-- BEGIN SUPPLIED RECORDS --

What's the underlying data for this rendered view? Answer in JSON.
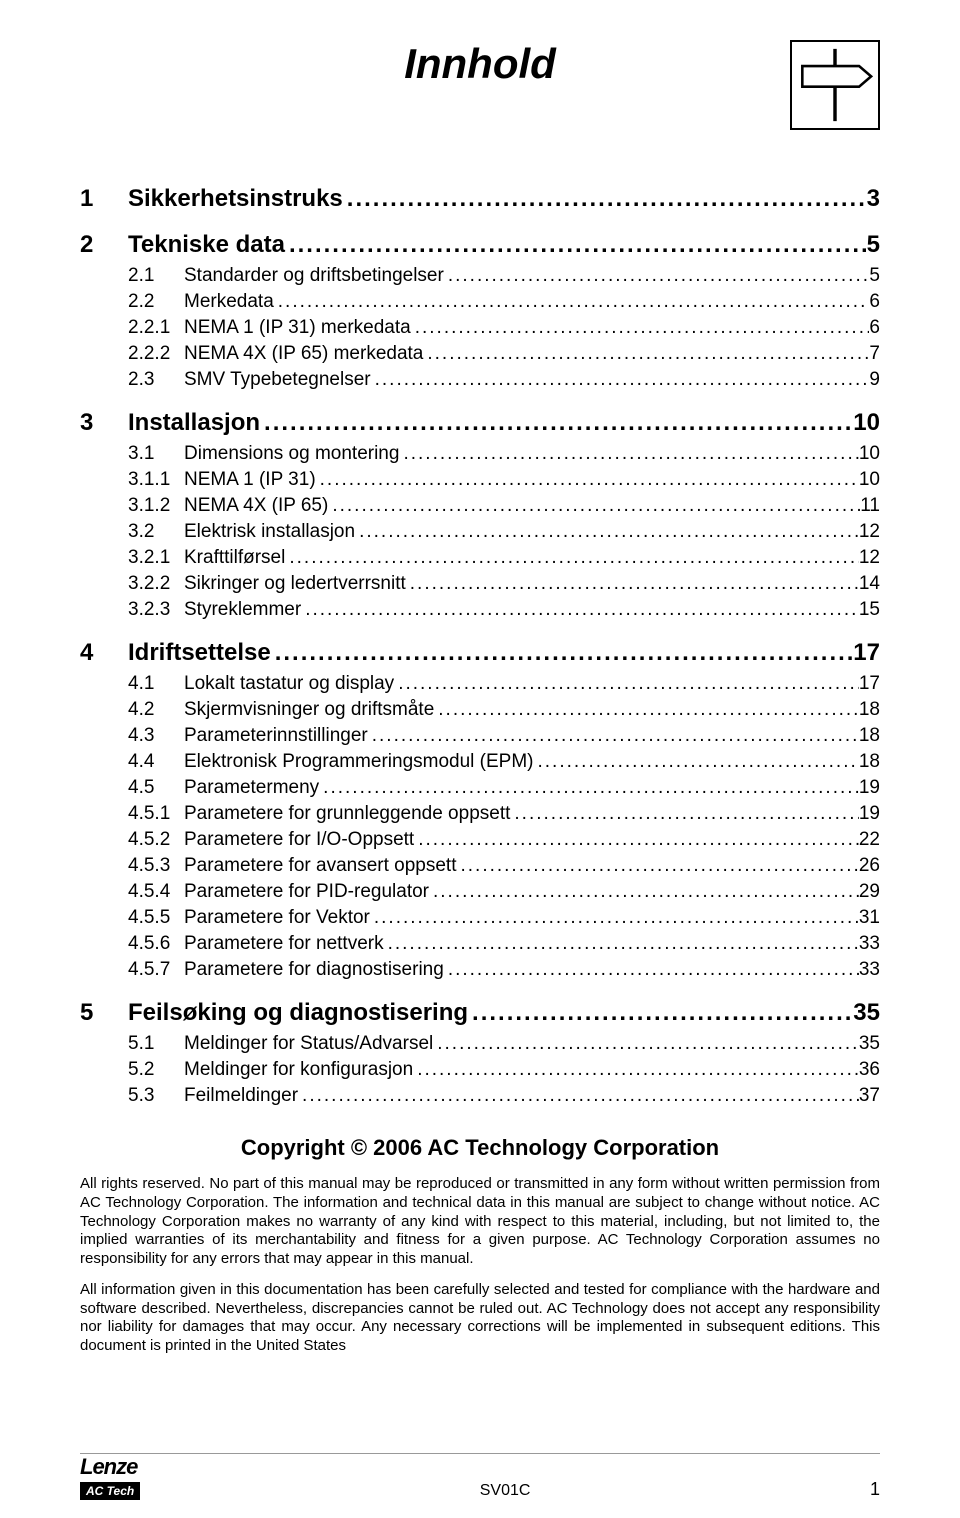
{
  "title": "Innhold",
  "toc": [
    {
      "level": 1,
      "num": "1",
      "text": "Sikkerhetsinstruks",
      "page": "3"
    },
    {
      "level": 1,
      "num": "2",
      "text": "Tekniske data",
      "page": "5"
    },
    {
      "level": 2,
      "num": "2.1",
      "text": "Standarder og driftsbetingelser",
      "page": "5"
    },
    {
      "level": 2,
      "num": "2.2",
      "text": "Merkedata",
      "page": "6"
    },
    {
      "level": 3,
      "num": "2.2.1",
      "text": "NEMA 1 (IP 31) merkedata",
      "page": "6"
    },
    {
      "level": 3,
      "num": "2.2.2",
      "text": "NEMA 4X (IP 65) merkedata",
      "page": "7"
    },
    {
      "level": 2,
      "num": "2.3",
      "text": "SMV Typebetegnelser",
      "page": "9"
    },
    {
      "level": 1,
      "num": "3",
      "text": "Installasjon",
      "page": "10"
    },
    {
      "level": 2,
      "num": "3.1",
      "text": "Dimensions og montering",
      "page": "10"
    },
    {
      "level": 3,
      "num": "3.1.1",
      "text": "NEMA 1 (IP 31)",
      "page": "10"
    },
    {
      "level": 3,
      "num": "3.1.2",
      "text": "NEMA 4X (IP 65)",
      "page": "11"
    },
    {
      "level": 2,
      "num": "3.2",
      "text": "Elektrisk installasjon",
      "page": "12"
    },
    {
      "level": 3,
      "num": "3.2.1",
      "text": "Krafttilførsel",
      "page": "12"
    },
    {
      "level": 3,
      "num": "3.2.2",
      "text": "Sikringer og ledertverrsnitt",
      "page": "14"
    },
    {
      "level": 3,
      "num": "3.2.3",
      "text": "Styreklemmer",
      "page": "15"
    },
    {
      "level": 1,
      "num": "4",
      "text": "Idriftsettelse",
      "page": "17"
    },
    {
      "level": 2,
      "num": "4.1",
      "text": "Lokalt tastatur og display",
      "page": "17"
    },
    {
      "level": 2,
      "num": "4.2",
      "text": "Skjermvisninger og driftsmåte",
      "page": "18"
    },
    {
      "level": 2,
      "num": "4.3",
      "text": "Parameterinnstillinger",
      "page": "18"
    },
    {
      "level": 2,
      "num": "4.4",
      "text": "Elektronisk Programmeringsmodul (EPM)",
      "page": "18"
    },
    {
      "level": 2,
      "num": "4.5",
      "text": "Parametermeny",
      "page": "19"
    },
    {
      "level": 3,
      "num": "4.5.1",
      "text": "Parametere for grunnleggende oppsett",
      "page": "19"
    },
    {
      "level": 3,
      "num": "4.5.2",
      "text": "Parametere for I/O-Oppsett",
      "page": "22"
    },
    {
      "level": 3,
      "num": "4.5.3",
      "text": "Parametere for avansert oppsett",
      "page": "26"
    },
    {
      "level": 3,
      "num": "4.5.4",
      "text": "Parametere for PID-regulator",
      "page": "29"
    },
    {
      "level": 3,
      "num": "4.5.5",
      "text": "Parametere for Vektor",
      "page": "31"
    },
    {
      "level": 3,
      "num": "4.5.6",
      "text": "Parametere for nettverk",
      "page": "33"
    },
    {
      "level": 3,
      "num": "4.5.7",
      "text": "Parametere for diagnostisering",
      "page": "33"
    },
    {
      "level": 1,
      "num": "5",
      "text": "Feilsøking og diagnostisering",
      "page": "35"
    },
    {
      "level": 2,
      "num": "5.1",
      "text": "Meldinger for Status/Advarsel",
      "page": "35"
    },
    {
      "level": 2,
      "num": "5.2",
      "text": "Meldinger for konfigurasjon",
      "page": "36"
    },
    {
      "level": 2,
      "num": "5.3",
      "text": "Feilmeldinger",
      "page": "37"
    }
  ],
  "copyright": "Copyright © 2006 AC Technology Corporation",
  "legal1": "All rights reserved. No part of this manual may be reproduced or transmitted in any form without written permission from AC Technology Corporation. The information and technical data in this manual are subject to change without notice. AC Technology Corporation makes no warranty of any kind with respect to this material, including, but not limited to, the implied warranties of its merchantability and fitness for a given purpose. AC Technology Corporation assumes no responsibility for any errors that may appear in this manual.",
  "legal2": "All information given in this documentation has been carefully selected and tested for compliance with the hardware and software described.  Nevertheless, discrepancies cannot be ruled out.  AC Technology does not accept any responsibility nor liability for damages that may occur.  Any necessary corrections will be implemented in subsequent editions.  This document is printed in the United States",
  "footer": {
    "doc_code": "SV01C",
    "page_number": "1",
    "logo_main": "Lenze",
    "logo_sub": "AC Tech"
  }
}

-- END SUPPLIED RECORDS --

[THE PROBLEM] Quote all the records verbatim, dropping any pictures from your copy.

[EXERCISE ANSWER]
What's the underlying data for this rendered view? Answer in JSON.
{
  "title": "Innhold",
  "toc": [
    {
      "level": 1,
      "num": "1",
      "text": "Sikkerhetsinstruks",
      "page": "3"
    },
    {
      "level": 1,
      "num": "2",
      "text": "Tekniske data",
      "page": "5"
    },
    {
      "level": 2,
      "num": "2.1",
      "text": "Standarder og driftsbetingelser",
      "page": "5"
    },
    {
      "level": 2,
      "num": "2.2",
      "text": "Merkedata",
      "page": "6"
    },
    {
      "level": 3,
      "num": "2.2.1",
      "text": "NEMA 1 (IP 31) merkedata",
      "page": "6"
    },
    {
      "level": 3,
      "num": "2.2.2",
      "text": "NEMA 4X (IP 65) merkedata",
      "page": "7"
    },
    {
      "level": 2,
      "num": "2.3",
      "text": "SMV Typebetegnelser",
      "page": "9"
    },
    {
      "level": 1,
      "num": "3",
      "text": "Installasjon",
      "page": "10"
    },
    {
      "level": 2,
      "num": "3.1",
      "text": "Dimensions og montering",
      "page": "10"
    },
    {
      "level": 3,
      "num": "3.1.1",
      "text": "NEMA 1 (IP 31)",
      "page": "10"
    },
    {
      "level": 3,
      "num": "3.1.2",
      "text": "NEMA 4X (IP 65)",
      "page": "11"
    },
    {
      "level": 2,
      "num": "3.2",
      "text": "Elektrisk installasjon",
      "page": "12"
    },
    {
      "level": 3,
      "num": "3.2.1",
      "text": "Krafttilførsel",
      "page": "12"
    },
    {
      "level": 3,
      "num": "3.2.2",
      "text": "Sikringer og ledertverrsnitt",
      "page": "14"
    },
    {
      "level": 3,
      "num": "3.2.3",
      "text": "Styreklemmer",
      "page": "15"
    },
    {
      "level": 1,
      "num": "4",
      "text": "Idriftsettelse",
      "page": "17"
    },
    {
      "level": 2,
      "num": "4.1",
      "text": "Lokalt tastatur og display",
      "page": "17"
    },
    {
      "level": 2,
      "num": "4.2",
      "text": "Skjermvisninger og driftsmåte",
      "page": "18"
    },
    {
      "level": 2,
      "num": "4.3",
      "text": "Parameterinnstillinger",
      "page": "18"
    },
    {
      "level": 2,
      "num": "4.4",
      "text": "Elektronisk Programmeringsmodul (EPM)",
      "page": "18"
    },
    {
      "level": 2,
      "num": "4.5",
      "text": "Parametermeny",
      "page": "19"
    },
    {
      "level": 3,
      "num": "4.5.1",
      "text": "Parametere for grunnleggende oppsett",
      "page": "19"
    },
    {
      "level": 3,
      "num": "4.5.2",
      "text": "Parametere for I/O-Oppsett",
      "page": "22"
    },
    {
      "level": 3,
      "num": "4.5.3",
      "text": "Parametere for avansert oppsett",
      "page": "26"
    },
    {
      "level": 3,
      "num": "4.5.4",
      "text": "Parametere for PID-regulator",
      "page": "29"
    },
    {
      "level": 3,
      "num": "4.5.5",
      "text": "Parametere for Vektor",
      "page": "31"
    },
    {
      "level": 3,
      "num": "4.5.6",
      "text": "Parametere for nettverk",
      "page": "33"
    },
    {
      "level": 3,
      "num": "4.5.7",
      "text": "Parametere for diagnostisering",
      "page": "33"
    },
    {
      "level": 1,
      "num": "5",
      "text": "Feilsøking og diagnostisering",
      "page": "35"
    },
    {
      "level": 2,
      "num": "5.1",
      "text": "Meldinger for Status/Advarsel",
      "page": "35"
    },
    {
      "level": 2,
      "num": "5.2",
      "text": "Meldinger for konfigurasjon",
      "page": "36"
    },
    {
      "level": 2,
      "num": "5.3",
      "text": "Feilmeldinger",
      "page": "37"
    }
  ],
  "copyright": "Copyright © 2006 AC Technology Corporation",
  "legal1": "All rights reserved. No part of this manual may be reproduced or transmitted in any form without written permission from AC Technology Corporation. The information and technical data in this manual are subject to change without notice. AC Technology Corporation makes no warranty of any kind with respect to this material, including, but not limited to, the implied warranties of its merchantability and fitness for a given purpose. AC Technology Corporation assumes no responsibility for any errors that may appear in this manual.",
  "legal2": "All information given in this documentation has been carefully selected and tested for compliance with the hardware and software described.  Nevertheless, discrepancies cannot be ruled out.  AC Technology does not accept any responsibility nor liability for damages that may occur.  Any necessary corrections will be implemented in subsequent editions.  This document is printed in the United States",
  "footer": {
    "doc_code": "SV01C",
    "page_number": "1",
    "logo_main": "Lenze",
    "logo_sub": "AC Tech"
  }
}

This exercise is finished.